WORK TO BE COMPLETED →
Repeat every line of the data exactly, but not the pictures.

# # # # #

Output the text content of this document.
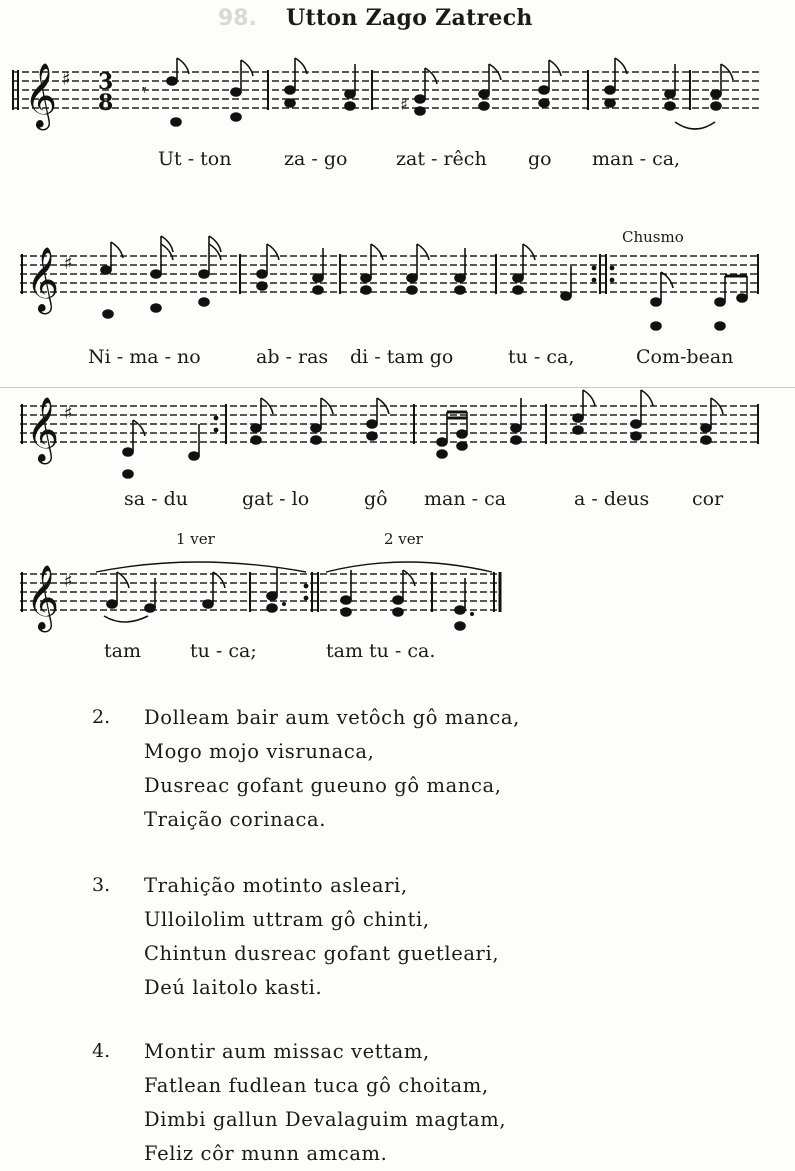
98. Utton Zago Zatrech
𝄞 ♯ 3
8 𝄾
♯
Ut - ton	za - go	zat - rêch go man - ca,
Chusmo
𝄞 ♯
Ni - ma - no	ab - ras di - tam go	tu - ca,	Com-bean
𝄞 ♯
sa - du	gat - lo	gô man - ca	a - deus cor
1 ver	2 ver
𝄞 ♯
tam	tu - ca;	tam tu - ca.
2.	Dolleam bair aum vetôch gô manca,
Mogo mojo visrunaca,
Dusreac gofant gueuno gô manca,
Traição corinaca.
3.	Trahição motinto asleari,
Ulloilolim uttram gô chinti,
Chintun dusreac gofant guetleari,
Deú laitolo kasti.
4.	Montir aum missac vettam,
Fatlean fudlean tuca gô choitam,
Dimbi gallun Devalaguim magtam,
Feliz côr munn amcam.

# # # # #

RESULT OF THIS TASK →
Output the text content of this document.
98. Utton Zago Zatrech
𝄞 ♯ 3
8 𝄾
♯
Ut - ton	za - go	zat - rêch go man - ca,
Chusmo
𝄞 ♯
Ni - ma - no	ab - ras di - tam go	tu - ca,	Com-bean
𝄞 ♯
sa - du	gat - lo	gô man - ca	a - deus cor
1 ver	2 ver
𝄞 ♯
tam	tu - ca;	tam tu - ca.
2.	Dolleam bair aum vetôch gô manca,
Mogo mojo visrunaca,
Dusreac gofant gueuno gô manca,
Traição corinaca.
3.	Trahição motinto asleari,
Ulloilolim uttram gô chinti,
Chintun dusreac gofant guetleari,
Deú laitolo kasti.
4.	Montir aum missac vettam,
Fatlean fudlean tuca gô choitam,
Dimbi gallun Devalaguim magtam,
Feliz côr munn amcam.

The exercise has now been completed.